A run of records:
——————————
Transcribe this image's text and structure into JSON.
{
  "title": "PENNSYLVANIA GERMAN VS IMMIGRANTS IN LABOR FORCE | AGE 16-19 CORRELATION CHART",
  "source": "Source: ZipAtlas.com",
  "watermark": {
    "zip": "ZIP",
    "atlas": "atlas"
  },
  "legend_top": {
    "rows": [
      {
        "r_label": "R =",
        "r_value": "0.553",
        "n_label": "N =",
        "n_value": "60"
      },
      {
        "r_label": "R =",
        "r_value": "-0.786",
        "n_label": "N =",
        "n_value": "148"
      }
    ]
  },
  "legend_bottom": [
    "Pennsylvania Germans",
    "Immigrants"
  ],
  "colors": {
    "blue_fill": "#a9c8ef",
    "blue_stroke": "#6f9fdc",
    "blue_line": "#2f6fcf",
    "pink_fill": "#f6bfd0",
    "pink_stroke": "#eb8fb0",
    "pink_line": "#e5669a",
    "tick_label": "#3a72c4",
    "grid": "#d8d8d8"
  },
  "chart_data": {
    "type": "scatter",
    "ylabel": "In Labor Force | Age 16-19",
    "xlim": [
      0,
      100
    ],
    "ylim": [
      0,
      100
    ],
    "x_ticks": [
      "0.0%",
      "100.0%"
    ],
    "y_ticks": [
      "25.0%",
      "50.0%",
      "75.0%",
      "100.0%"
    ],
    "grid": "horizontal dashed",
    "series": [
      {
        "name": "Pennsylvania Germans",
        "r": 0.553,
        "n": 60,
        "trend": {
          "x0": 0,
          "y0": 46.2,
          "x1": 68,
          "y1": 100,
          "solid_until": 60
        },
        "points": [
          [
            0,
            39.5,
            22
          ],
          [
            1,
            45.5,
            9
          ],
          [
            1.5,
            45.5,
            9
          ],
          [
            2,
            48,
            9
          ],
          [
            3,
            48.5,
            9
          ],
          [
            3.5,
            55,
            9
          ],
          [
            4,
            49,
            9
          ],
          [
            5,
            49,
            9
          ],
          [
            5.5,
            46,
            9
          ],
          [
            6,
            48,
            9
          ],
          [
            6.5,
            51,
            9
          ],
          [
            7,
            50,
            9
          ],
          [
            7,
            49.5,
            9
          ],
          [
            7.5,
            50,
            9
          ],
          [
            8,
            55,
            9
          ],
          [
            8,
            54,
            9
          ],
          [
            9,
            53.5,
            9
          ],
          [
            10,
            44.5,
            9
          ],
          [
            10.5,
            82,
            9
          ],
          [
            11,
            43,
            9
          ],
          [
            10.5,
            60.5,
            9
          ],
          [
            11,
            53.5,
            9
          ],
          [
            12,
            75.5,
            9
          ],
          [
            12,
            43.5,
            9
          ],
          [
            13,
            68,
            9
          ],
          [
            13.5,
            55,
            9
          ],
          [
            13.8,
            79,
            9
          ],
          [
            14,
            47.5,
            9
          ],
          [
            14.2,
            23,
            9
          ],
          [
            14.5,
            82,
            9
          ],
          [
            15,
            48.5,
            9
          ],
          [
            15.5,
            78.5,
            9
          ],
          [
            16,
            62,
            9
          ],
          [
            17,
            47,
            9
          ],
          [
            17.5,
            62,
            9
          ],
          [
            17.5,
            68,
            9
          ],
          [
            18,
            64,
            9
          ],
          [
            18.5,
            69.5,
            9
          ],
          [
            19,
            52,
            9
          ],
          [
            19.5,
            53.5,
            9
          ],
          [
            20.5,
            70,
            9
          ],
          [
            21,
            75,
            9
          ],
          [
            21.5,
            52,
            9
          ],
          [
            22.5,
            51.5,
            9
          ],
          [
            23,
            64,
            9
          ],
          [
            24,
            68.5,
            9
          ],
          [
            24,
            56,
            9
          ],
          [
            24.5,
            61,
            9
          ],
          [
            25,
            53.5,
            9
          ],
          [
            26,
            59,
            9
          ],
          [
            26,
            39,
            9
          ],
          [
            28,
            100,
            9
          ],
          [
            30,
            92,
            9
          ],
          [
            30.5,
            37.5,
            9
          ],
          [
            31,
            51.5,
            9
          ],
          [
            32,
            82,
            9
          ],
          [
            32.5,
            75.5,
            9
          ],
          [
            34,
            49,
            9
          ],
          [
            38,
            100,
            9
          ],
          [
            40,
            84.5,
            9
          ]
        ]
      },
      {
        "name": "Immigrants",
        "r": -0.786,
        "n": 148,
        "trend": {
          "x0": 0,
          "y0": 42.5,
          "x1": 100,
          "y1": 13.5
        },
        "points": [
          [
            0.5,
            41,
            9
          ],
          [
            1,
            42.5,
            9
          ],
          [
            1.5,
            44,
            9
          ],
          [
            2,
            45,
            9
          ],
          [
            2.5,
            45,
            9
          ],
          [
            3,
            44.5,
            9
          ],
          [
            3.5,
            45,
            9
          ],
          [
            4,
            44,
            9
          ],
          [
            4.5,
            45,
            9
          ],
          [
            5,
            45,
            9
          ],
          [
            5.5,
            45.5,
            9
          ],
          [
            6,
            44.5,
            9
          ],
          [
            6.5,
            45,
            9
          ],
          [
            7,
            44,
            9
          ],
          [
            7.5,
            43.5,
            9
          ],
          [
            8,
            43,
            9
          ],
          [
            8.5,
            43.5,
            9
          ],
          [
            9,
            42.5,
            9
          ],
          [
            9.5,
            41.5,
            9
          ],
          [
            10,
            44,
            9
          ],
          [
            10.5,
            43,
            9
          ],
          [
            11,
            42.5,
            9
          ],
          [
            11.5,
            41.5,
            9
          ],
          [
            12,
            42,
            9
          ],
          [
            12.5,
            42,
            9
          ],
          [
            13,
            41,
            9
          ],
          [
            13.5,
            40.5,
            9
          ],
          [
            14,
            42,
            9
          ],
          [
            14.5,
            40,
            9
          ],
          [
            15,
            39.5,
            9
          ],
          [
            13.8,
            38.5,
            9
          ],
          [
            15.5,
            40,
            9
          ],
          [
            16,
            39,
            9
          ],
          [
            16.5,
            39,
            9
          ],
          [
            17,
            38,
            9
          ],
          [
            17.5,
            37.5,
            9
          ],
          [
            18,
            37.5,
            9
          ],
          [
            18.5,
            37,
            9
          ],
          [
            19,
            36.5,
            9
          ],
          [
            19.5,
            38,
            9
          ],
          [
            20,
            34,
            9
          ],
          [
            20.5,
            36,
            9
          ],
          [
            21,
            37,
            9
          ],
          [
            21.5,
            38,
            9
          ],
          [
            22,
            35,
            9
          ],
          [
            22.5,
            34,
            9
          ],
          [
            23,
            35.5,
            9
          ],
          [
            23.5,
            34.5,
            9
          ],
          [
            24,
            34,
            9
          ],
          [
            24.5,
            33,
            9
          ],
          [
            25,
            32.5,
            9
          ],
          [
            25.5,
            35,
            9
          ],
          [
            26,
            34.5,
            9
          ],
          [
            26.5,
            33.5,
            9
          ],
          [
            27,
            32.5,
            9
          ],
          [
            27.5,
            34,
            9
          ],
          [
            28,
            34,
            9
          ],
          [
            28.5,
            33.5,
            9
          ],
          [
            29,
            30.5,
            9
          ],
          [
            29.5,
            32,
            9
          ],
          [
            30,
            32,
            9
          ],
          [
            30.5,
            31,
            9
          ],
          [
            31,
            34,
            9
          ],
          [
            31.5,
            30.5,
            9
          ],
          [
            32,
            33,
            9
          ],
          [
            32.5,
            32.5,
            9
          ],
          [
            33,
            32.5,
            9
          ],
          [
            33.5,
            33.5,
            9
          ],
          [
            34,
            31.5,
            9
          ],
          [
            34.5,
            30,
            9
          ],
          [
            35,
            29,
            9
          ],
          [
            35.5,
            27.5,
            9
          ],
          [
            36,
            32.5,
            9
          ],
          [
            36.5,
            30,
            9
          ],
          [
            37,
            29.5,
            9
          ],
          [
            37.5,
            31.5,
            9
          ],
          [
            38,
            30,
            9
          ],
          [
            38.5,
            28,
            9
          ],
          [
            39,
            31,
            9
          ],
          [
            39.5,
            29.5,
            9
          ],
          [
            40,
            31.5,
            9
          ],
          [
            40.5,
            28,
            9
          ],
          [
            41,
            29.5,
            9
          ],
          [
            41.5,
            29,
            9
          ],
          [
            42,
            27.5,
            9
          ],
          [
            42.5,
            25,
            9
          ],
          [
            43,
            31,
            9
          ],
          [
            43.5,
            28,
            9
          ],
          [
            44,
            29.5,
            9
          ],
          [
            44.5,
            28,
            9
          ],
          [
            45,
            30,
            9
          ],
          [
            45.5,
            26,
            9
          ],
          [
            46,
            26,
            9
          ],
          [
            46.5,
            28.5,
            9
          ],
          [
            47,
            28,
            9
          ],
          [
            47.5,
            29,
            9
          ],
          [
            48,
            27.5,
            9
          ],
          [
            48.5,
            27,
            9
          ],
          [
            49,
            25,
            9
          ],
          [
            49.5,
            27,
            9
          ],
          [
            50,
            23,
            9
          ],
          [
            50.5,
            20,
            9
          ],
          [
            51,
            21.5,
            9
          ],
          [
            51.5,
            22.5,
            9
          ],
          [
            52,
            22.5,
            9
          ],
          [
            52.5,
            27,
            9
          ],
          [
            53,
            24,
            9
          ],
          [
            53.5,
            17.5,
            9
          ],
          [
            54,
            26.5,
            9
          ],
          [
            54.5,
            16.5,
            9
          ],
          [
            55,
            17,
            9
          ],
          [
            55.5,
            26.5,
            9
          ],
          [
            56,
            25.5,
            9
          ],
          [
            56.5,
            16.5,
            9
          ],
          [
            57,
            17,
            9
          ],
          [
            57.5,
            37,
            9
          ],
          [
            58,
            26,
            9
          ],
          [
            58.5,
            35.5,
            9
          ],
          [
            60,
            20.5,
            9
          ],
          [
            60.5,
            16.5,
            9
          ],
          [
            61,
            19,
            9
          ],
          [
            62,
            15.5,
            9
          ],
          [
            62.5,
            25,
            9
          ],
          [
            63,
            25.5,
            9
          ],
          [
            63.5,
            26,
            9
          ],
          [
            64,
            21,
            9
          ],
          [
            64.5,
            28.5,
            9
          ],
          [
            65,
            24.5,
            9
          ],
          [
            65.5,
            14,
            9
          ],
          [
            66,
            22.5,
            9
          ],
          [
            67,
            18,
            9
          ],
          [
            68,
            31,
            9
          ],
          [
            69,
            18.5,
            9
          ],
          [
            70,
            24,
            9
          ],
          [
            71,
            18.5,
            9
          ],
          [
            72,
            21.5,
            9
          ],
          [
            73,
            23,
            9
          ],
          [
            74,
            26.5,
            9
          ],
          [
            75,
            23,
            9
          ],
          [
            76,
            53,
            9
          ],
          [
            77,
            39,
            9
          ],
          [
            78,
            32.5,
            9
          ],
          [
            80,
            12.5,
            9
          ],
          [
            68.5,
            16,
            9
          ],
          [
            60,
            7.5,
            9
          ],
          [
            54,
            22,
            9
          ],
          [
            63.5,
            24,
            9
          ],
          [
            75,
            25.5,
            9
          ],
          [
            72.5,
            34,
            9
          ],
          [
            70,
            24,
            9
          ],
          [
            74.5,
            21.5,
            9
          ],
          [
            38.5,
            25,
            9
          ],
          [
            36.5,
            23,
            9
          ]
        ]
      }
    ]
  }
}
——————————
■ **What the exercise asks**: Examine the listing and say how many of its lines contain the string "Germans". Give the number alone.

■ **Correct answer**: 2